── Provided records

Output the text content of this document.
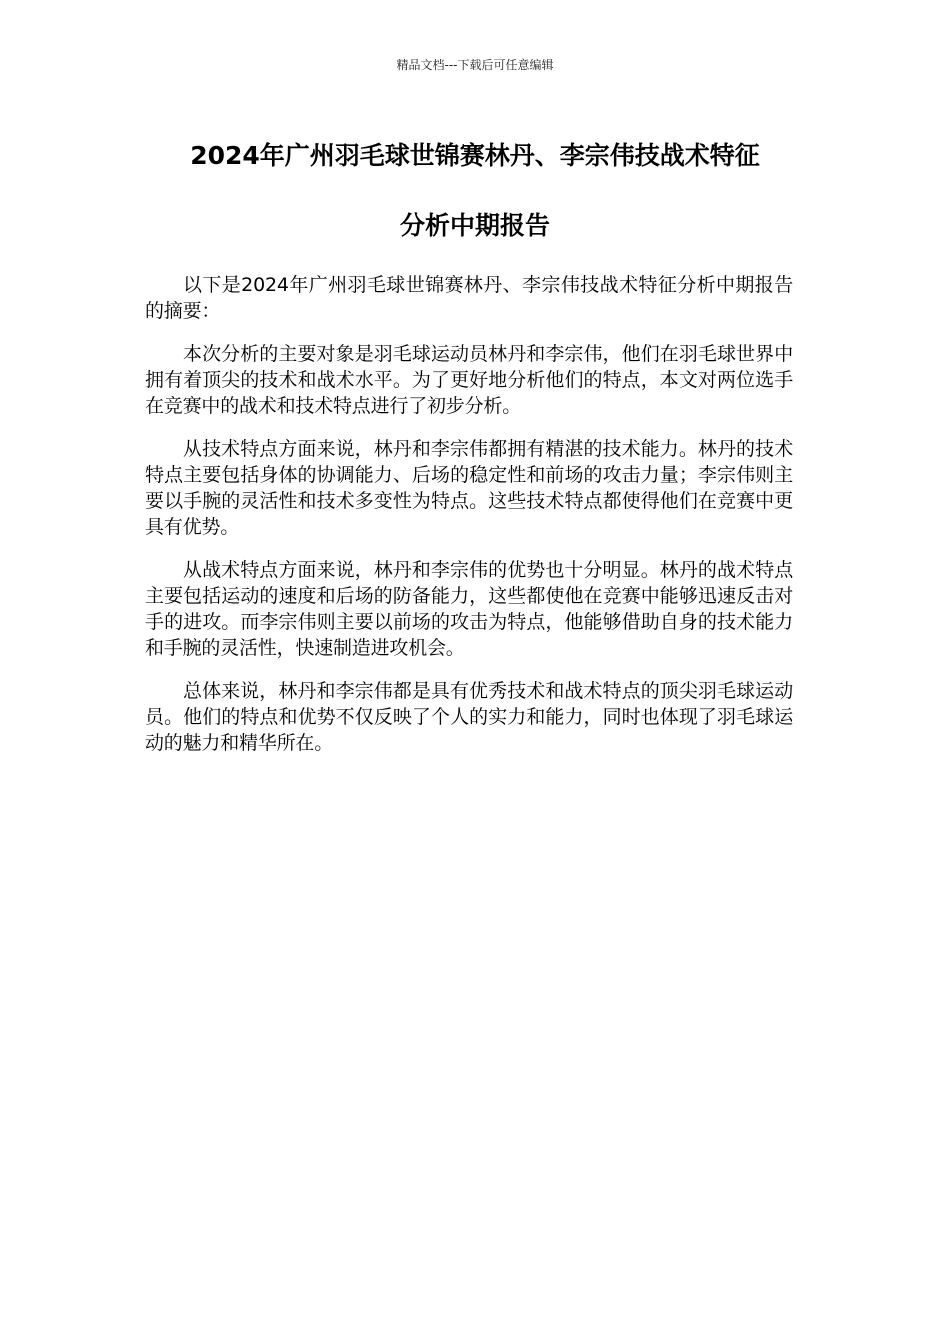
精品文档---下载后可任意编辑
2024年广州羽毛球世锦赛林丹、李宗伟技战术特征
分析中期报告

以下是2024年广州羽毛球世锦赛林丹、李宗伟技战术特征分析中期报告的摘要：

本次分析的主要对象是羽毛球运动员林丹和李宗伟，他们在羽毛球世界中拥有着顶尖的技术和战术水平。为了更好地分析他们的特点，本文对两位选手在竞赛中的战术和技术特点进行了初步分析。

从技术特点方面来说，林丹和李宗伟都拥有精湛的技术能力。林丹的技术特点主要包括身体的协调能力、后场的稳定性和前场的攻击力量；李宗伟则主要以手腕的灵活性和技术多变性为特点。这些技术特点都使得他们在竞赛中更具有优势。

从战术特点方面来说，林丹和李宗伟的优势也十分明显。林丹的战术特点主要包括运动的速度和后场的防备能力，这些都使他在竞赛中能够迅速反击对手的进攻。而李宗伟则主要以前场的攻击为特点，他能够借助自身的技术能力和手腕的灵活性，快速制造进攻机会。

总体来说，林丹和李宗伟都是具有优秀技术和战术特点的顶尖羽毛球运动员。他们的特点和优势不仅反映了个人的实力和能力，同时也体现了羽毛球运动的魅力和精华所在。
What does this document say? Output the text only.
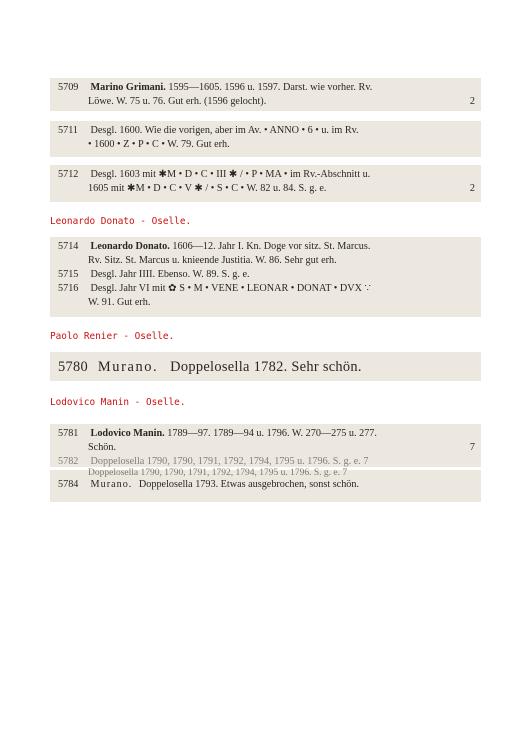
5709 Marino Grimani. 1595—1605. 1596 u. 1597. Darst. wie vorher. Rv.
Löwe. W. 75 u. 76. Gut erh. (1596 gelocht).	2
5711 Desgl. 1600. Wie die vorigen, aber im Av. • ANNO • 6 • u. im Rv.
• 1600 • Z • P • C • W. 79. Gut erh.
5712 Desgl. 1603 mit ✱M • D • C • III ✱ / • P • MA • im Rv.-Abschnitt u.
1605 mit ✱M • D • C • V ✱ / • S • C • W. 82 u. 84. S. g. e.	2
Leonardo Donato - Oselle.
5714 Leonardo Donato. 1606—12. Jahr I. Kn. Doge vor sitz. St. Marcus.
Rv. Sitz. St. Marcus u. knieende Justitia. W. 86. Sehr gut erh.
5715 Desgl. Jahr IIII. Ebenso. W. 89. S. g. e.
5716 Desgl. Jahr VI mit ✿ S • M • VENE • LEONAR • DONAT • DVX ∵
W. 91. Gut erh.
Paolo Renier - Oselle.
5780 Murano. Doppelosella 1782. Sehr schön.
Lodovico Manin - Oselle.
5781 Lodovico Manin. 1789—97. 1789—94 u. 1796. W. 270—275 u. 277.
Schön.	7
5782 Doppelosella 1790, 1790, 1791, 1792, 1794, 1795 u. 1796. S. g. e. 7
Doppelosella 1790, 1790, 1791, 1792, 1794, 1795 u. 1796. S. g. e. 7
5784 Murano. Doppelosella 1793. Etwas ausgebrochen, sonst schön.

────

* Written task *
Each line with the string "Sehr" in it needs to be found and copied.

* Answer below *
Rv. Sitz. St. Marcus u. knieende Justitia. W. 86. Sehr gut erh.
5780 Murano. Doppelosella 1782. Sehr schön.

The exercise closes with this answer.